[Start of Records supplied]
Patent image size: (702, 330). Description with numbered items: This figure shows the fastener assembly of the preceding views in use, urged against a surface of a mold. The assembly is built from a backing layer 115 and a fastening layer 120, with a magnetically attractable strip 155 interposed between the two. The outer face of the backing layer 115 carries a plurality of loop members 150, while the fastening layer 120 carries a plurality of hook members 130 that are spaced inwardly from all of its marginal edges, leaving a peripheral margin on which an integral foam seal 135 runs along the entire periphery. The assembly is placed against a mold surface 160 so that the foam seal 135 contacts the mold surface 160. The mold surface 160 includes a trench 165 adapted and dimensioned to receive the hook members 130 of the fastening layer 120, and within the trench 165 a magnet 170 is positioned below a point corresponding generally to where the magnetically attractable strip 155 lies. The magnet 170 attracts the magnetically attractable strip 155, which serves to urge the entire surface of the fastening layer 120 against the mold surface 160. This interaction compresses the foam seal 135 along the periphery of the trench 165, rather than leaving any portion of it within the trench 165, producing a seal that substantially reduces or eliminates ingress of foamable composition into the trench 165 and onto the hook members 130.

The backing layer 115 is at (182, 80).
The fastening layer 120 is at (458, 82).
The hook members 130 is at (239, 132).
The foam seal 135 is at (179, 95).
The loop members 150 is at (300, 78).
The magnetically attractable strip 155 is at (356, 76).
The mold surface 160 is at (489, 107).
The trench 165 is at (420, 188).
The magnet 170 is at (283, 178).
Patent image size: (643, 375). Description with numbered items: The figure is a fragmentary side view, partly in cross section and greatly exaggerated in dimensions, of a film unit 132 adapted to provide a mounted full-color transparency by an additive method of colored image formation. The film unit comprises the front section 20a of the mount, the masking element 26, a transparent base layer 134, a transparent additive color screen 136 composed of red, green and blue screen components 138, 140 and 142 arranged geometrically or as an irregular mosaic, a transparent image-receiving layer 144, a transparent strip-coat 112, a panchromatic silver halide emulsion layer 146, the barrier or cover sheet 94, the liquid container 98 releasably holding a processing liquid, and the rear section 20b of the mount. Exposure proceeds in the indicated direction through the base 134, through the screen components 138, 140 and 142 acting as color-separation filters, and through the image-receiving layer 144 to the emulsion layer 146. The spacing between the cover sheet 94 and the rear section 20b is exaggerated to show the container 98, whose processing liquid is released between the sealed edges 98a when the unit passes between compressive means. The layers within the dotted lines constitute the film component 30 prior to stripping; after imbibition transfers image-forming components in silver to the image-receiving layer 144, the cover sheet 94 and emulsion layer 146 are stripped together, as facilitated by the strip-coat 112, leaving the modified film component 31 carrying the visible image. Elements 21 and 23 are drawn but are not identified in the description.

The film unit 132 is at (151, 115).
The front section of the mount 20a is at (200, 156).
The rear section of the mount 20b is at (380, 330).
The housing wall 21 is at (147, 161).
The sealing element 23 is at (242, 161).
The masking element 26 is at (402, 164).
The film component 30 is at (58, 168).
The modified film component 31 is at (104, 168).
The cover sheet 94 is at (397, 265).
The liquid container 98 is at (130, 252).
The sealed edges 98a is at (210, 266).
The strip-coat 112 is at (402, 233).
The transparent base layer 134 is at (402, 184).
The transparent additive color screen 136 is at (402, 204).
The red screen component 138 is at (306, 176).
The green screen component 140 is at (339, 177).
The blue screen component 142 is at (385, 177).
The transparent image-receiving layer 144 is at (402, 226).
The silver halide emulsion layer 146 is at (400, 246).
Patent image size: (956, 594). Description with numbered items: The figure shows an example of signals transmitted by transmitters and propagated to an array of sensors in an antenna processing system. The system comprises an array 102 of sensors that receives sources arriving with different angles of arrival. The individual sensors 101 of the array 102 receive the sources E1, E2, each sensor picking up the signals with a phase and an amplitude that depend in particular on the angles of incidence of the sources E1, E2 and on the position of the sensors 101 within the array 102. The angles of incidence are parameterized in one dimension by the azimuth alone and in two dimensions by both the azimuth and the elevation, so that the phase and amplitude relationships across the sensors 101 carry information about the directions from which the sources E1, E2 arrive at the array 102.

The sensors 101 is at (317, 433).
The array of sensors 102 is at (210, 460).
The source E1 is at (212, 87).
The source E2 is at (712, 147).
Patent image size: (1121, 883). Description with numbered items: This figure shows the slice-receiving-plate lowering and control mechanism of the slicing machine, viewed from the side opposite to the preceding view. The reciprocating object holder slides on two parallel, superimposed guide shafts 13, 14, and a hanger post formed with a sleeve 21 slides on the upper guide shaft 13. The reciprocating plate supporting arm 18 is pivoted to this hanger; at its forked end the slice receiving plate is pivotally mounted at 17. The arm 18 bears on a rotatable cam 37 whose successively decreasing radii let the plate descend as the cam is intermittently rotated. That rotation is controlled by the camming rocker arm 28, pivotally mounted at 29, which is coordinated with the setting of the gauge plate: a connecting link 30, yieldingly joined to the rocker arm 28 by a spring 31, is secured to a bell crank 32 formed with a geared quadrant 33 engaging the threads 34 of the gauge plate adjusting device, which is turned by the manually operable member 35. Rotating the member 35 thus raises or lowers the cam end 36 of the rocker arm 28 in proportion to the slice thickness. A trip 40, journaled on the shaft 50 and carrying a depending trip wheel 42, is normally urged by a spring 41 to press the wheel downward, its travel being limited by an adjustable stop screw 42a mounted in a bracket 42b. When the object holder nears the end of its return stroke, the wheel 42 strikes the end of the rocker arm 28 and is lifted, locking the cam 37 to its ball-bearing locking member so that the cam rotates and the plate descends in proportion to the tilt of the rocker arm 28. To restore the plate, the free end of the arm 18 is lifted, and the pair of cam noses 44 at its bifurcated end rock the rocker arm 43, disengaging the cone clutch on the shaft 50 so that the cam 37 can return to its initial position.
[End of Records supplied]
Rewrite all of the data above as a single numbered list, one line per item, leaving out the blank lines.

Output for this exercise ▸
1. Patent image size: (702, 330). Description with numbered items: This figure shows the fastener assembly of the preceding views in use, urged against a surface of a mold. The assembly is built from a backing layer 115 and a fastening layer 120, with a magnetically attractable strip 155 interposed between the two. The outer face of the backing layer 115 carries a plurality of loop members 150, while the fastening layer 120 carries a plurality of hook members 130 that are spaced inwardly from all of its marginal edges, leaving a peripheral margin on which an integral foam seal 135 runs along the entire periphery. The assembly is placed against a mold surface 160 so that the foam seal 135 contacts the mold surface 160. The mold surface 160 includes a trench 165 adapted and dimensioned to receive the hook members 130 of the fastening layer 120, and within the trench 165 a magnet 170 is positioned below a point corresponding generally to where the magnetically attractable strip 155 lies. The magnet 170 attracts the magnetically attractable strip 155, which serves to urge the entire surface of the fastening layer 120 against the mold surface 160. This interaction compresses the foam seal 135 along the periphery of the trench 165, rather than leaving any portion of it within the trench 165, producing a seal that substantially reduces or eliminates ingress of foamable composition into the trench 165 and onto the hook members 130.
2. The backing layer 115 is at (182, 80).
3. The fastening layer 120 is at (458, 82).
4. The hook members 130 is at (239, 132).
5. The foam seal 135 is at (179, 95).
6. The loop members 150 is at (300, 78).
7. The magnetically attractable strip 155 is at (356, 76).
8. The mold surface 160 is at (489, 107).
9. The trench 165 is at (420, 188).
10. The magnet 170 is at (283, 178).
11. Patent image size: (643, 375). Description with numbered items: The figure is a fragmentary side view, partly in cross section and greatly exaggerated in dimensions, of a film unit 132 adapted to provide a mounted full-color transparency by an additive method of colored image formation. The film unit comprises the front section 20a of the mount, the masking element 26, a transparent base layer 134, a transparent additive color screen 136 composed of red, green and blue screen components 138, 140 and 142 arranged geometrically or as an irregular mosaic, a transparent image-receiving layer 144, a transparent strip-coat 112, a panchromatic silver halide emulsion layer 146, the barrier or cover sheet 94, the liquid container 98 releasably holding a processing liquid, and the rear section 20b of the mount. Exposure proceeds in the indicated direction through the base 134, through the screen components 138, 140 and 142 acting as color-separation filters, and through the image-receiving layer 144 to the emulsion layer 146. The spacing between the cover sheet 94 and the rear section 20b is exaggerated to show the container 98, whose processing liquid is released between the sealed edges 98a when the unit passes between compressive means. The layers within the dotted lines constitute the film component 30 prior to stripping; after imbibition transfers image-forming components in silver to the image-receiving layer 144, the cover sheet 94 and emulsion layer 146 are stripped together, as facilitated by the strip-coat 112, leaving the modified film component 31 carrying the visible image. Elements 21 and 23 are drawn but are not identified in the description.
12. The film unit 132 is at (151, 115).
13. The front section of the mount 20a is at (200, 156).
14. The rear section of the mount 20b is at (380, 330).
15. The housing wall 21 is at (147, 161).
16. The sealing element 23 is at (242, 161).
17. The masking element 26 is at (402, 164).
18. The film component 30 is at (58, 168).
19. The modified film component 31 is at (104, 168).
20. The cover sheet 94 is at (397, 265).
21. The liquid container 98 is at (130, 252).
22. The sealed edges 98a is at (210, 266).
23. The strip-coat 112 is at (402, 233).
24. The transparent base layer 134 is at (402, 184).
25. The transparent additive color screen 136 is at (402, 204).
26. The red screen component 138 is at (306, 176).
27. The green screen component 140 is at (339, 177).
28. The blue screen component 142 is at (385, 177).
29. The transparent image-receiving layer 144 is at (402, 226).
30. The silver halide emulsion layer 146 is at (400, 246).
31. Patent image size: (956, 594). Description with numbered items: The figure shows an example of signals transmitted by transmitters and propagated to an array of sensors in an antenna processing system. The system comprises an array 102 of sensors that receives sources arriving with different angles of arrival. The individual sensors 101 of the array 102 receive the sources E1, E2, each sensor picking up the signals with a phase and an amplitude that depend in particular on the angles of incidence of the sources E1, E2 and on the position of the sensors 101 within the array 102. The angles of incidence are parameterized in one dimension by the azimuth alone and in two dimensions by both the azimuth and the elevation, so that the phase and amplitude relationships across the sensors 101 carry information about the directions from which the sources E1, E2 arrive at the array 102.
32. The sensors 101 is at (317, 433).
33. The array of sensors 102 is at (210, 460).
34. The source E1 is at (212, 87).
35. The source E2 is at (712, 147).
36. Patent image size: (1121, 883). Description with numbered items: This figure shows the slice-receiving-plate lowering and control mechanism of the slicing machine, viewed from the side opposite to the preceding view. The reciprocating object holder slides on two parallel, superimposed guide shafts 13, 14, and a hanger post formed with a sleeve 21 slides on the upper guide shaft 13. The reciprocating plate supporting arm 18 is pivoted to this hanger; at its forked end the slice receiving plate is pivotally mounted at 17. The arm 18 bears on a rotatable cam 37 whose successively decreasing radii let the plate descend as the cam is intermittently rotated. That rotation is controlled by the camming rocker arm 28, pivotally mounted at 29, which is coordinated with the setting of the gauge plate: a connecting link 30, yieldingly joined to the rocker arm 28 by a spring 31, is secured to a bell crank 32 formed with a geared quadrant 33 engaging the threads 34 of the gauge plate adjusting device, which is turned by the manually operable member 35. Rotating the member 35 thus raises or lowers the cam end 36 of the rocker arm 28 in proportion to the slice thickness. A trip 40, journaled on the shaft 50 and carrying a depending trip wheel 42, is normally urged by a spring 41 to press the wheel downward, its travel being limited by an adjustable stop screw 42a mounted in a bracket 42b. When the object holder nears the end of its return stroke, the wheel 42 strikes the end of the rocker arm 28 and is lifted, locking the cam 37 to its ball-bearing locking member so that the cam rotates and the plate descends in proportion to the tilt of the rocker arm 28. To restore the plate, the free end of the arm 18 is lifted, and the pair of cam noses 44 at its bifurcated end rock the rocker arm 43, disengaging the cone clutch on the shaft 50 so that the cam 37 can return to its initial position.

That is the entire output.